• [Provided material]:
....................

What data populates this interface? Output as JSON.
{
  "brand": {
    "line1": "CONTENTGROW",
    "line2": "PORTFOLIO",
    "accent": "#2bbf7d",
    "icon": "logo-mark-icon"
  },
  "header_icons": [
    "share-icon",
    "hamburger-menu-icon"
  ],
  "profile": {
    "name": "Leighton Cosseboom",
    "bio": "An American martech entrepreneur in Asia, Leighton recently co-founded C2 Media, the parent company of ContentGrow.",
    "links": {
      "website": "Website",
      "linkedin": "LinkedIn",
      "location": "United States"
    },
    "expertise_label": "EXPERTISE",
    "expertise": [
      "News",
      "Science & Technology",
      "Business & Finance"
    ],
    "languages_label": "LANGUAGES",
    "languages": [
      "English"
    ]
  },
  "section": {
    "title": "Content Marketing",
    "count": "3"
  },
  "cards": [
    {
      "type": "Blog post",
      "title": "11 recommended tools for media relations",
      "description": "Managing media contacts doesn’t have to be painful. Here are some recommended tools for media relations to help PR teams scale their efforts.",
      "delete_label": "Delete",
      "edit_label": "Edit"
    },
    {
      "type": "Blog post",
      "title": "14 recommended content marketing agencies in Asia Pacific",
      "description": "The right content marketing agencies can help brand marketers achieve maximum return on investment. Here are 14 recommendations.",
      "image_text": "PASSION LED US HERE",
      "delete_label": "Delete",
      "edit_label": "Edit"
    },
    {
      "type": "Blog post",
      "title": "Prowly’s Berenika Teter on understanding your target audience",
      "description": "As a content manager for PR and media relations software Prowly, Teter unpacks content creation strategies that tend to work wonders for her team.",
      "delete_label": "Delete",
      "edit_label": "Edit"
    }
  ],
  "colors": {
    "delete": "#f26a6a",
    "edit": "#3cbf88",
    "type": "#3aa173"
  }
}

....................

• [To be done]: Retype the records that precede this task, keeping them exactly the same.

• [The reply]:
What data populates this interface? Output as JSON.
{
  "brand": {
    "line1": "CONTENTGROW",
    "line2": "PORTFOLIO",
    "accent": "#2bbf7d",
    "icon": "logo-mark-icon"
  },
  "header_icons": [
    "share-icon",
    "hamburger-menu-icon"
  ],
  "profile": {
    "name": "Leighton Cosseboom",
    "bio": "An American martech entrepreneur in Asia, Leighton recently co-founded C2 Media, the parent company of ContentGrow.",
    "links": {
      "website": "Website",
      "linkedin": "LinkedIn",
      "location": "United States"
    },
    "expertise_label": "EXPERTISE",
    "expertise": [
      "News",
      "Science & Technology",
      "Business & Finance"
    ],
    "languages_label": "LANGUAGES",
    "languages": [
      "English"
    ]
  },
  "section": {
    "title": "Content Marketing",
    "count": "3"
  },
  "cards": [
    {
      "type": "Blog post",
      "title": "11 recommended tools for media relations",
      "description": "Managing media contacts doesn’t have to be painful. Here are some recommended tools for media relations to help PR teams scale their efforts.",
      "delete_label": "Delete",
      "edit_label": "Edit"
    },
    {
      "type": "Blog post",
      "title": "14 recommended content marketing agencies in Asia Pacific",
      "description": "The right content marketing agencies can help brand marketers achieve maximum return on investment. Here are 14 recommendations.",
      "image_text": "PASSION LED US HERE",
      "delete_label": "Delete",
      "edit_label": "Edit"
    },
    {
      "type": "Blog post",
      "title": "Prowly’s Berenika Teter on understanding your target audience",
      "description": "As a content manager for PR and media relations software Prowly, Teter unpacks content creation strategies that tend to work wonders for her team.",
      "delete_label": "Delete",
      "edit_label": "Edit"
    }
  ],
  "colors": {
    "delete": "#f26a6a",
    "edit": "#3cbf88",
    "type": "#3aa173"
  }
}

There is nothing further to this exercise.